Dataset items
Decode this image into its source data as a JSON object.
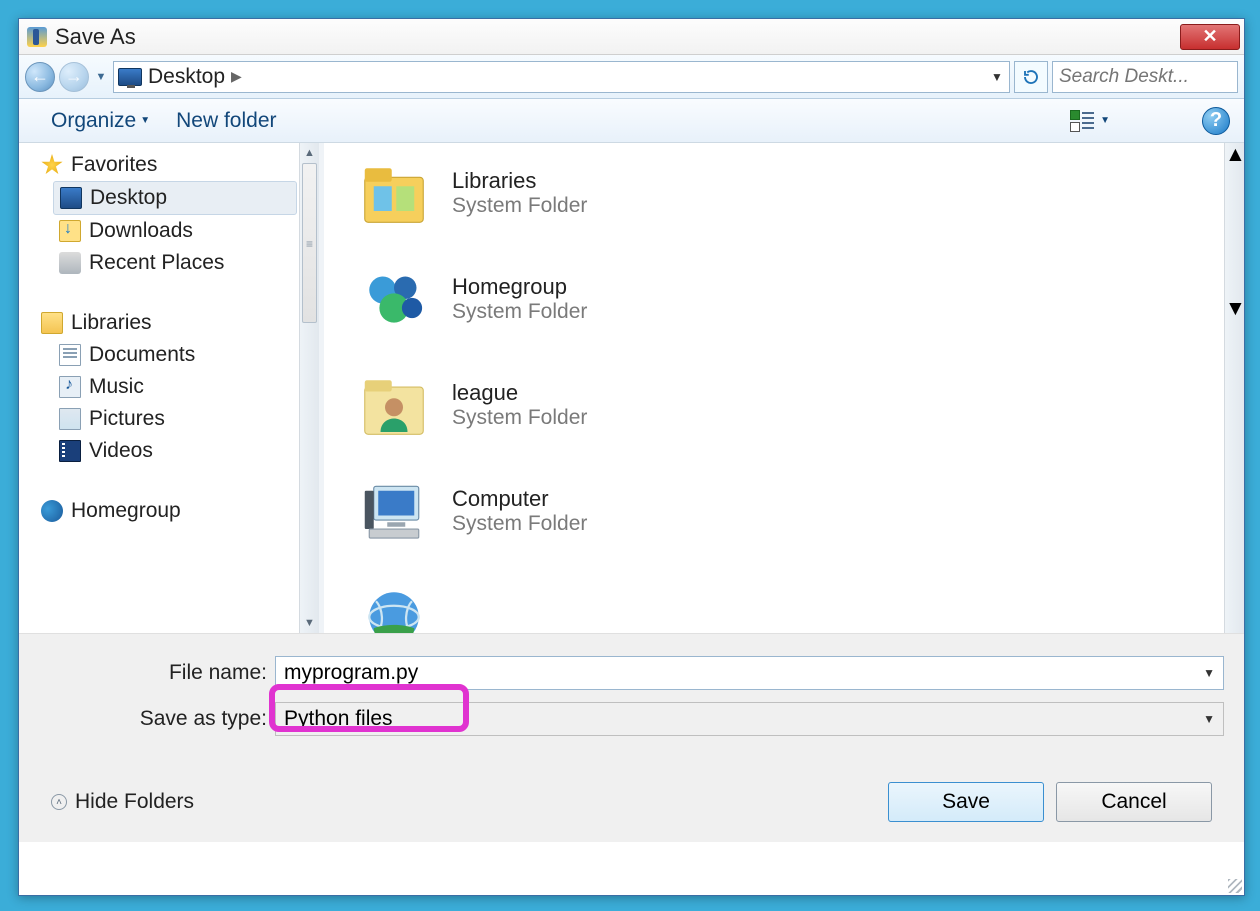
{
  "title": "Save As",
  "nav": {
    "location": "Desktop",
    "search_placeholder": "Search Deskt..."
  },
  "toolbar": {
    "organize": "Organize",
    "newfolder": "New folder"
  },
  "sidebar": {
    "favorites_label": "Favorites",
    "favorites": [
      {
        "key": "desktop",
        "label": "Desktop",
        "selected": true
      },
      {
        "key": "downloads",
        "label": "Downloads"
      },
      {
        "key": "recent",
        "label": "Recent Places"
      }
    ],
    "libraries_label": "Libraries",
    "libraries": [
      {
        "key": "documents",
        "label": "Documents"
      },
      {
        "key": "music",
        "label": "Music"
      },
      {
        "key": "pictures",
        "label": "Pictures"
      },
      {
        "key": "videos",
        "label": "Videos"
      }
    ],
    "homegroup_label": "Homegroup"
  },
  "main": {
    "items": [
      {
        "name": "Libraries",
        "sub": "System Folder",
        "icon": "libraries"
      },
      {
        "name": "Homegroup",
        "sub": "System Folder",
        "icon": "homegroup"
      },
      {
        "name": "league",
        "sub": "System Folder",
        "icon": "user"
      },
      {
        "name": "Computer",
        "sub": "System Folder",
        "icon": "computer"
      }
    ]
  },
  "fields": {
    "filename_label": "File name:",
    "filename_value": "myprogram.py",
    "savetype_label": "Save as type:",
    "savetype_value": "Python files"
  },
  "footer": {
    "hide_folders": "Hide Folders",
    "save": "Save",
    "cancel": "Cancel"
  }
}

### [WRITTEN PROBLEM]
Write down every line of the data above that includes the string "icon".

### [OUTPUT FOR THIS EXERCISE]
        "icon": "libraries"
        "icon": "homegroup"
        "icon": "user"
        "icon": "computer"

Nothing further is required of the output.